**THE REQUEST**
In the records that follow, locate every line with "VELOCE" and extract it.

****

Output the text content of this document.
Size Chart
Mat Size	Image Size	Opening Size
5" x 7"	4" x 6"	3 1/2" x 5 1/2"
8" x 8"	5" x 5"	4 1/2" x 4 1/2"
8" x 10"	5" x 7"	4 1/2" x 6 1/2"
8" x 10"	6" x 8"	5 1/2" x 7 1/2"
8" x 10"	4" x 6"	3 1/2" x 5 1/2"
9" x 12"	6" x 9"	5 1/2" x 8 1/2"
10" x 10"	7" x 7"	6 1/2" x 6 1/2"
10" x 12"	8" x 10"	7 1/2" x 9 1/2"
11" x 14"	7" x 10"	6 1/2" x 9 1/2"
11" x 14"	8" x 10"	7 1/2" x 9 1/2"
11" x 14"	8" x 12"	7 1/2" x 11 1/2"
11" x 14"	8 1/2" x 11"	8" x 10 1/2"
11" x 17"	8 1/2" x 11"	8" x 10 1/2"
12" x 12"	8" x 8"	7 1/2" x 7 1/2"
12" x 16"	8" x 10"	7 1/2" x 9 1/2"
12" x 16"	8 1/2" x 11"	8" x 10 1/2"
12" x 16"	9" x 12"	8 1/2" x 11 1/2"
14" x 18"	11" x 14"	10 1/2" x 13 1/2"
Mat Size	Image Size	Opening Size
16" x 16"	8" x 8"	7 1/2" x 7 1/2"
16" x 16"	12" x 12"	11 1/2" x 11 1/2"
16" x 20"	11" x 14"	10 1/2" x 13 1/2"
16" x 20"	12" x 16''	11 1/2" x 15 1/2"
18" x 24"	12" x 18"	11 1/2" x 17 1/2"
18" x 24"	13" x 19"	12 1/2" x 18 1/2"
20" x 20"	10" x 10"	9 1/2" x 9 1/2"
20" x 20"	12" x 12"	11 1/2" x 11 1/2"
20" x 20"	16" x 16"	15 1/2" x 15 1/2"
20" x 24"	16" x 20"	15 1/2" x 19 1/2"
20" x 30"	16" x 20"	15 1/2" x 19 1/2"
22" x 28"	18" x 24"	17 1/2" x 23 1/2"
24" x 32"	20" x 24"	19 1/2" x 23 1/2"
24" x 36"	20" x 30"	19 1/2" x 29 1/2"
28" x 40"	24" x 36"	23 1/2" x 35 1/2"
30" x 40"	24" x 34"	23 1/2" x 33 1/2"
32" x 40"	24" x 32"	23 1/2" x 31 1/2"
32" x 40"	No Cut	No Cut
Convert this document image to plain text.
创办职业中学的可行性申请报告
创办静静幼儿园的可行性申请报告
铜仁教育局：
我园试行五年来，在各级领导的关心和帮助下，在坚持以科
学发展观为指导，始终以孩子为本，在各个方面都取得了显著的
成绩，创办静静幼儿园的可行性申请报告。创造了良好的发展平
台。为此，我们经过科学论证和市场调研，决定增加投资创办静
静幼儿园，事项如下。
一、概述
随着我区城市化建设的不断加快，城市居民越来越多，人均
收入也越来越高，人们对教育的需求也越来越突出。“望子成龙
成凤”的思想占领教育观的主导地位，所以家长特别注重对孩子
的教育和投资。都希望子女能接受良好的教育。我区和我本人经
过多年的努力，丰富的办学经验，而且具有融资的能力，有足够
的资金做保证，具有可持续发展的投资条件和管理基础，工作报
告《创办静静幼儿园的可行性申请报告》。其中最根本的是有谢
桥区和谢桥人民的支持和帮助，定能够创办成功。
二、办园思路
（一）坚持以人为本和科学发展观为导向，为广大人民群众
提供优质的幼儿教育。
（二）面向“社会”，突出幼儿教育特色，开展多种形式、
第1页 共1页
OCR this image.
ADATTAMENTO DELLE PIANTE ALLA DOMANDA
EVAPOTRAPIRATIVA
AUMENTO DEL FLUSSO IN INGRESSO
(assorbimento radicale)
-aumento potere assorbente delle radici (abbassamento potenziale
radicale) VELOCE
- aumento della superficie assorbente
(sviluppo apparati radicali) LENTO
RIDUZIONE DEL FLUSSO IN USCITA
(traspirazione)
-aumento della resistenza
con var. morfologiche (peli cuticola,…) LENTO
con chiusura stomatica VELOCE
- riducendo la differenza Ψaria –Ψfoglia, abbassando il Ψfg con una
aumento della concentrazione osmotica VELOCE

****

**REPLY**
radicale) VELOCE
con chiusura stomatica VELOCE
aumento della concentrazione osmotica VELOCE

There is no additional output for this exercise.